[Saved data entries]
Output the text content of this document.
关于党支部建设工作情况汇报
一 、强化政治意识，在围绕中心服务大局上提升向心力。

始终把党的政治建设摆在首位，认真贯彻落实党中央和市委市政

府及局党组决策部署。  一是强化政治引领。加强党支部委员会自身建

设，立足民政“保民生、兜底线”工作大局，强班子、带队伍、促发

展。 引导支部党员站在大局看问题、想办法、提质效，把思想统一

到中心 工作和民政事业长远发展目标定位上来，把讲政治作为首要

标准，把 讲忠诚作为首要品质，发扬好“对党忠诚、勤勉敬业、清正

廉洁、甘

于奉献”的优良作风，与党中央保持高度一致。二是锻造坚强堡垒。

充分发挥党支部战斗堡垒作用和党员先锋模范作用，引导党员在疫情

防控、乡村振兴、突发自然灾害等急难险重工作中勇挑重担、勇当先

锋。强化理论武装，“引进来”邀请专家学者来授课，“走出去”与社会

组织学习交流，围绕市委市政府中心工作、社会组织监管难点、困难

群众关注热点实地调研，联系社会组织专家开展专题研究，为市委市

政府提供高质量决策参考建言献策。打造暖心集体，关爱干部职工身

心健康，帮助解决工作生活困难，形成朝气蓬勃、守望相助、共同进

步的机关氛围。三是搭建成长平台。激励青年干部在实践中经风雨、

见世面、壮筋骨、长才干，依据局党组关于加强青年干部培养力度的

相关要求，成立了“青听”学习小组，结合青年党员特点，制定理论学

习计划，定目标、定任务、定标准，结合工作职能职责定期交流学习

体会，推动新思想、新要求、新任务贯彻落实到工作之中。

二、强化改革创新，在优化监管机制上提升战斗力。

● **Stated exercise**: Without changing a word, restate the whole listing.

● **Result for this task**:
Output the text content of this document.
关于党支部建设工作情况汇报
一 、强化政治意识，在围绕中心服务大局上提升向心力。

始终把党的政治建设摆在首位，认真贯彻落实党中央和市委市政

府及局党组决策部署。  一是强化政治引领。加强党支部委员会自身建

设，立足民政“保民生、兜底线”工作大局，强班子、带队伍、促发

展。 引导支部党员站在大局看问题、想办法、提质效，把思想统一

到中心 工作和民政事业长远发展目标定位上来，把讲政治作为首要

标准，把 讲忠诚作为首要品质，发扬好“对党忠诚、勤勉敬业、清正

廉洁、甘

于奉献”的优良作风，与党中央保持高度一致。二是锻造坚强堡垒。

充分发挥党支部战斗堡垒作用和党员先锋模范作用，引导党员在疫情

防控、乡村振兴、突发自然灾害等急难险重工作中勇挑重担、勇当先

锋。强化理论武装，“引进来”邀请专家学者来授课，“走出去”与社会

组织学习交流，围绕市委市政府中心工作、社会组织监管难点、困难

群众关注热点实地调研，联系社会组织专家开展专题研究，为市委市

政府提供高质量决策参考建言献策。打造暖心集体，关爱干部职工身

心健康，帮助解决工作生活困难，形成朝气蓬勃、守望相助、共同进

步的机关氛围。三是搭建成长平台。激励青年干部在实践中经风雨、

见世面、壮筋骨、长才干，依据局党组关于加强青年干部培养力度的

相关要求，成立了“青听”学习小组，结合青年党员特点，制定理论学

习计划，定目标、定任务、定标准，结合工作职能职责定期交流学习

体会，推动新思想、新要求、新任务贯彻落实到工作之中。

二、强化改革创新，在优化监管机制上提升战斗力。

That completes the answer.